SUPPLIED DATA –
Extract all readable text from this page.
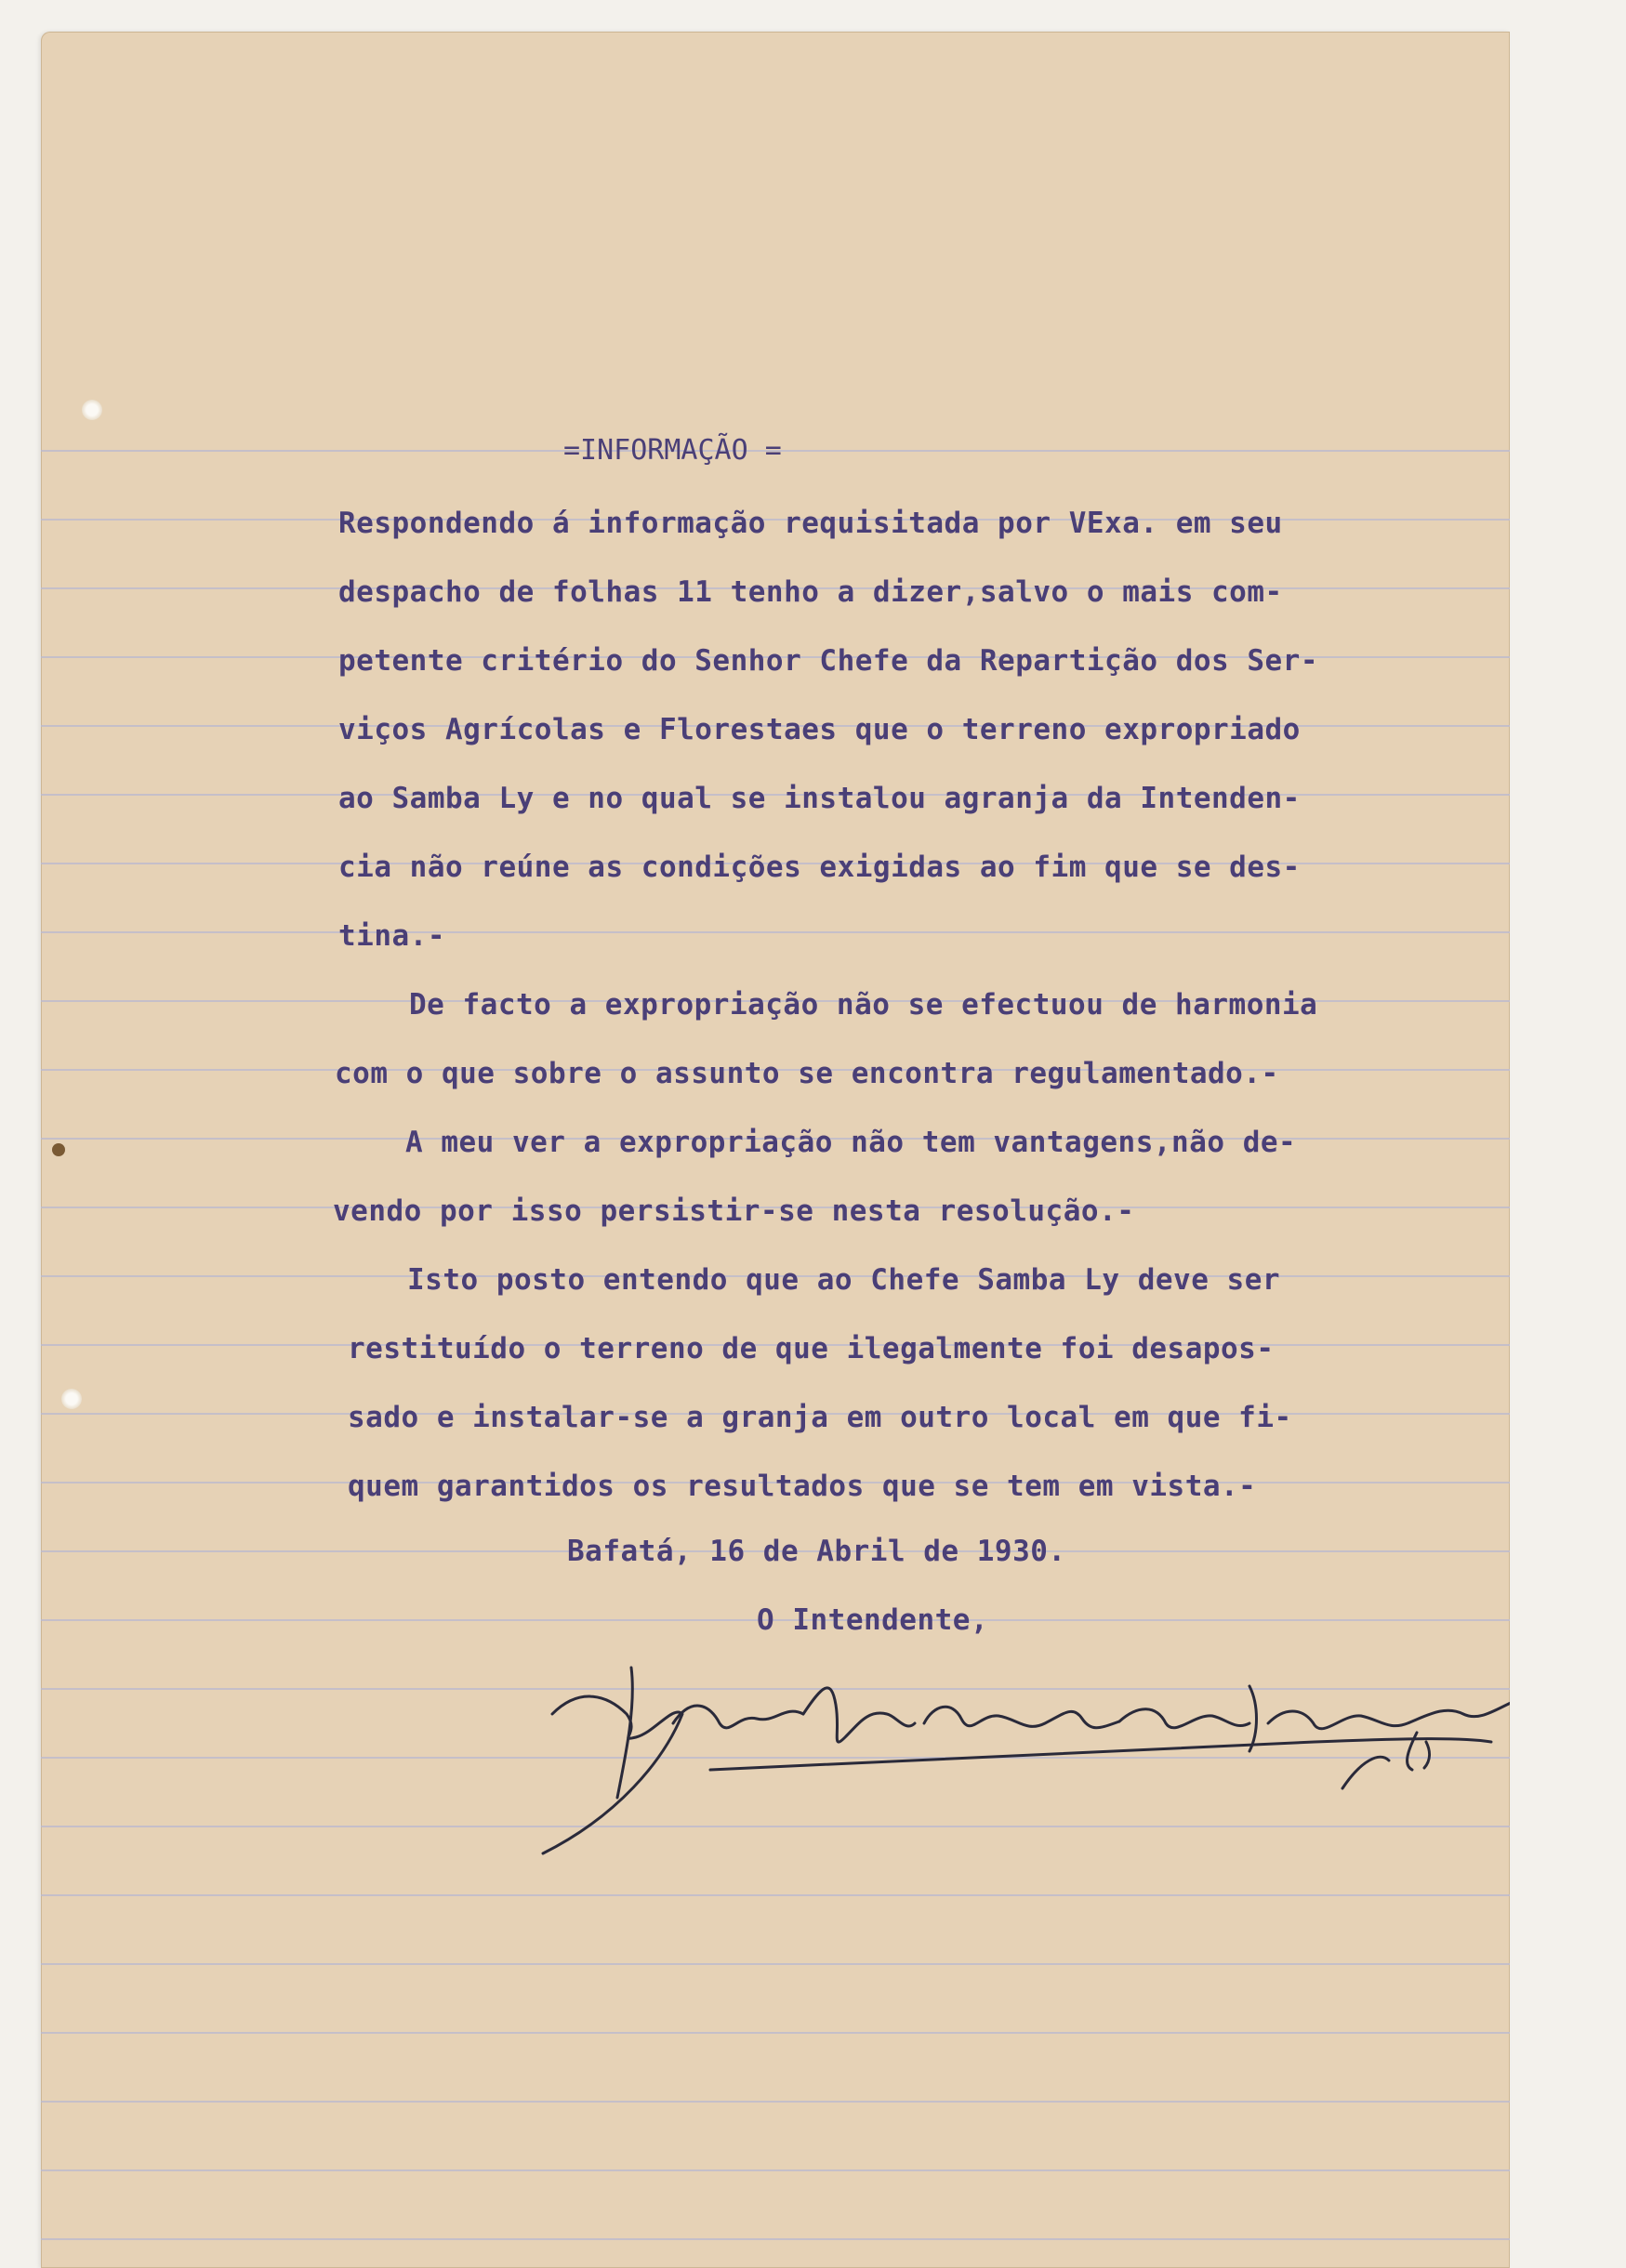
=INFORMAÇÃO =
Respondendo á informação requisitada por VExa. em seu
despacho de folhas 11 tenho a dizer,salvo o mais com-
petente critério do Senhor Chefe da Repartição dos Ser-
viços Agrícolas e Florestaes que o terreno expropriado
ao Samba Ly e no qual se instalou agranja da Intenden-
cia não reúne as condições exigidas ao fim que se des-
tina.-
De facto a expropriação não se efectuou de harmonia
com o que sobre o assunto se encontra regulamentado.-
A meu ver a expropriação não tem vantagens,não de-
vendo por isso persistir-se nesta resolução.-
Isto posto entendo que ao Chefe Samba Ly deve ser
restituído o terreno de que ilegalmente foi desapos-
sado e instalar-se a granja em outro local em que fi-
quem garantidos os resultados que se tem em vista.-
Bafatá, 16 de Abril de 1930.
O Intendente,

TASK INSTRUCTIONS –
Pictures in the records should not appear in your copy, but everything else must be transcribed exactly.

COMPLETE ANSWER –
Extract all readable text from this page.
=INFORMAÇÃO =
Respondendo á informação requisitada por VExa. em seu
despacho de folhas 11 tenho a dizer,salvo o mais com-
petente critério do Senhor Chefe da Repartição dos Ser-
viços Agrícolas e Florestaes que o terreno expropriado
ao Samba Ly e no qual se instalou agranja da Intenden-
cia não reúne as condições exigidas ao fim que se des-
tina.-
De facto a expropriação não se efectuou de harmonia
com o que sobre o assunto se encontra regulamentado.-
A meu ver a expropriação não tem vantagens,não de-
vendo por isso persistir-se nesta resolução.-
Isto posto entendo que ao Chefe Samba Ly deve ser
restituído o terreno de que ilegalmente foi desapos-
sado e instalar-se a granja em outro local em que fi-
quem garantidos os resultados que se tem em vista.-
Bafatá, 16 de Abril de 1930.
O Intendente,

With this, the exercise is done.